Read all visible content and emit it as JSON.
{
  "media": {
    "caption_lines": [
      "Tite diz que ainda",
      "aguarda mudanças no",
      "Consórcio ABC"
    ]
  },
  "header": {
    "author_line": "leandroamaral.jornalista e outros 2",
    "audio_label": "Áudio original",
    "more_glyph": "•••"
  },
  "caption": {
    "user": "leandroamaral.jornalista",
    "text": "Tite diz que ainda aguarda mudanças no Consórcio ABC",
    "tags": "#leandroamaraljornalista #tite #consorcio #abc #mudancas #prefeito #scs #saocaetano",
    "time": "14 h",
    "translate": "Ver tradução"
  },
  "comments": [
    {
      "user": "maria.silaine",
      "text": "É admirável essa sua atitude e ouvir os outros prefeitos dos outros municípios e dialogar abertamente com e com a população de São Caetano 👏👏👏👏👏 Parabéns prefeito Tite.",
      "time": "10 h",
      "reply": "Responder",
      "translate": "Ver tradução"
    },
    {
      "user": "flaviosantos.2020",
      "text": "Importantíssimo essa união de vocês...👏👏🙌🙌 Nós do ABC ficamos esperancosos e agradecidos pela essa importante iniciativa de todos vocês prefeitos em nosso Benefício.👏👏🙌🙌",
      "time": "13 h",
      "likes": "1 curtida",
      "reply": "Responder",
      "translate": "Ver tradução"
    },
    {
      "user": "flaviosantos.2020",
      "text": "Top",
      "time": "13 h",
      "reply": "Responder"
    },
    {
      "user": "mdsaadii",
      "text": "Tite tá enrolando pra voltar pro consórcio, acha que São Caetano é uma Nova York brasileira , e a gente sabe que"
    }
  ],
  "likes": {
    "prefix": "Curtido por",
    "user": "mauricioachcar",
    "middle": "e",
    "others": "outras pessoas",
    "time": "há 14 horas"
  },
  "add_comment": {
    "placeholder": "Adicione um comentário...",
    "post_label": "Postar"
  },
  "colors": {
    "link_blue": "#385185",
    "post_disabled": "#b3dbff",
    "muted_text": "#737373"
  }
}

REQUIRED TASK:
From the records above, extract everything verbatim.

WRITTEN ANSWER:
Read all visible content and emit it as JSON.
{
  "media": {
    "caption_lines": [
      "Tite diz que ainda",
      "aguarda mudanças no",
      "Consórcio ABC"
    ]
  },
  "header": {
    "author_line": "leandroamaral.jornalista e outros 2",
    "audio_label": "Áudio original",
    "more_glyph": "•••"
  },
  "caption": {
    "user": "leandroamaral.jornalista",
    "text": "Tite diz que ainda aguarda mudanças no Consórcio ABC",
    "tags": "#leandroamaraljornalista #tite #consorcio #abc #mudancas #prefeito #scs #saocaetano",
    "time": "14 h",
    "translate": "Ver tradução"
  },
  "comments": [
    {
      "user": "maria.silaine",
      "text": "É admirável essa sua atitude e ouvir os outros prefeitos dos outros municípios e dialogar abertamente com e com a população de São Caetano 👏👏👏👏👏 Parabéns prefeito Tite.",
      "time": "10 h",
      "reply": "Responder",
      "translate": "Ver tradução"
    },
    {
      "user": "flaviosantos.2020",
      "text": "Importantíssimo essa união de vocês...👏👏🙌🙌 Nós do ABC ficamos esperancosos e agradecidos pela essa importante iniciativa de todos vocês prefeitos em nosso Benefício.👏👏🙌🙌",
      "time": "13 h",
      "likes": "1 curtida",
      "reply": "Responder",
      "translate": "Ver tradução"
    },
    {
      "user": "flaviosantos.2020",
      "text": "Top",
      "time": "13 h",
      "reply": "Responder"
    },
    {
      "user": "mdsaadii",
      "text": "Tite tá enrolando pra voltar pro consórcio, acha que São Caetano é uma Nova York brasileira , e a gente sabe que"
    }
  ],
  "likes": {
    "prefix": "Curtido por",
    "user": "mauricioachcar",
    "middle": "e",
    "others": "outras pessoas",
    "time": "há 14 horas"
  },
  "add_comment": {
    "placeholder": "Adicione um comentário...",
    "post_label": "Postar"
  },
  "colors": {
    "link_blue": "#385185",
    "post_disabled": "#b3dbff",
    "muted_text": "#737373"
  }
}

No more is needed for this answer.